§ Entries provided

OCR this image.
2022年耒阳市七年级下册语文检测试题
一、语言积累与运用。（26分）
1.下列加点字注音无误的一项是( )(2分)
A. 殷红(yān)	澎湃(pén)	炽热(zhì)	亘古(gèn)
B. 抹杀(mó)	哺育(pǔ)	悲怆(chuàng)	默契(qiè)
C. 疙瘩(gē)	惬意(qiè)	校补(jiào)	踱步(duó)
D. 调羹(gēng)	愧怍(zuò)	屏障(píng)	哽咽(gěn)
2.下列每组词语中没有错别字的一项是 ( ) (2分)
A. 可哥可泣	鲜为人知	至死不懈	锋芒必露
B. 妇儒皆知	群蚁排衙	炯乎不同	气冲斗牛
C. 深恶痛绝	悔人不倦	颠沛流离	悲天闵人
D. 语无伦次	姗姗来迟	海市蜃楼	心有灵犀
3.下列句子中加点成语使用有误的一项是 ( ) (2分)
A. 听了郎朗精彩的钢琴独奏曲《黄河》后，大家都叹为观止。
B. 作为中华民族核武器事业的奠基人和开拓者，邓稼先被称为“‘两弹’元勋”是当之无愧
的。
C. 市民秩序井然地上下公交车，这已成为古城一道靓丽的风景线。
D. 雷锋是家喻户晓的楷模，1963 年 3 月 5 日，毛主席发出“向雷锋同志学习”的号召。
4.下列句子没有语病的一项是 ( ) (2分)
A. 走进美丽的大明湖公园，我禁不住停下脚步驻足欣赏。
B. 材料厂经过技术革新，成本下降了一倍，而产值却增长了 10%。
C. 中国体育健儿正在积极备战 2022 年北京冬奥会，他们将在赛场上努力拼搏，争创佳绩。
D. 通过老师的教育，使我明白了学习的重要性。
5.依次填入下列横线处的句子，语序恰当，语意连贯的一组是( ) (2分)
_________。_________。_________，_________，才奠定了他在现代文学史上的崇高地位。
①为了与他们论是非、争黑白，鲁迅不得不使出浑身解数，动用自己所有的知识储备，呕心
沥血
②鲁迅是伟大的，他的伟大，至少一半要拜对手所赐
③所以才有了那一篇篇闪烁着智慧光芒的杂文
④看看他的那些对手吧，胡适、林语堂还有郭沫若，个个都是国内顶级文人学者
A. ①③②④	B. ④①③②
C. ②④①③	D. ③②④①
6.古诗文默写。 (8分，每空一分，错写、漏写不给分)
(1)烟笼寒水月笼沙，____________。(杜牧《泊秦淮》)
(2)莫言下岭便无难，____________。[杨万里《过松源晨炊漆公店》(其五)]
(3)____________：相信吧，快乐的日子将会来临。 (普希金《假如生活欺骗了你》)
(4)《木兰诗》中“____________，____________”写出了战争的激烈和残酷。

§ Aim of the exercise
Reproduce every line of the material above exactly.

§ Solution
OCR this image.
2022年耒阳市七年级下册语文检测试题
一、语言积累与运用。（26分）
1.下列加点字注音无误的一项是( )(2分)
A. 殷红(yān)	澎湃(pén)	炽热(zhì)	亘古(gèn)
B. 抹杀(mó)	哺育(pǔ)	悲怆(chuàng)	默契(qiè)
C. 疙瘩(gē)	惬意(qiè)	校补(jiào)	踱步(duó)
D. 调羹(gēng)	愧怍(zuò)	屏障(píng)	哽咽(gěn)
2.下列每组词语中没有错别字的一项是 ( ) (2分)
A. 可哥可泣	鲜为人知	至死不懈	锋芒必露
B. 妇儒皆知	群蚁排衙	炯乎不同	气冲斗牛
C. 深恶痛绝	悔人不倦	颠沛流离	悲天闵人
D. 语无伦次	姗姗来迟	海市蜃楼	心有灵犀
3.下列句子中加点成语使用有误的一项是 ( ) (2分)
A. 听了郎朗精彩的钢琴独奏曲《黄河》后，大家都叹为观止。
B. 作为中华民族核武器事业的奠基人和开拓者，邓稼先被称为“‘两弹’元勋”是当之无愧
的。
C. 市民秩序井然地上下公交车，这已成为古城一道靓丽的风景线。
D. 雷锋是家喻户晓的楷模，1963 年 3 月 5 日，毛主席发出“向雷锋同志学习”的号召。
4.下列句子没有语病的一项是 ( ) (2分)
A. 走进美丽的大明湖公园，我禁不住停下脚步驻足欣赏。
B. 材料厂经过技术革新，成本下降了一倍，而产值却增长了 10%。
C. 中国体育健儿正在积极备战 2022 年北京冬奥会，他们将在赛场上努力拼搏，争创佳绩。
D. 通过老师的教育，使我明白了学习的重要性。
5.依次填入下列横线处的句子，语序恰当，语意连贯的一组是( ) (2分)
_________。_________。_________，_________，才奠定了他在现代文学史上的崇高地位。
①为了与他们论是非、争黑白，鲁迅不得不使出浑身解数，动用自己所有的知识储备，呕心
沥血
②鲁迅是伟大的，他的伟大，至少一半要拜对手所赐
③所以才有了那一篇篇闪烁着智慧光芒的杂文
④看看他的那些对手吧，胡适、林语堂还有郭沫若，个个都是国内顶级文人学者
A. ①③②④	B. ④①③②
C. ②④①③	D. ③②④①
6.古诗文默写。 (8分，每空一分，错写、漏写不给分)
(1)烟笼寒水月笼沙，____________。(杜牧《泊秦淮》)
(2)莫言下岭便无难，____________。[杨万里《过松源晨炊漆公店》(其五)]
(3)____________：相信吧，快乐的日子将会来临。 (普希金《假如生活欺骗了你》)
(4)《木兰诗》中“____________，____________”写出了战争的激烈和残酷。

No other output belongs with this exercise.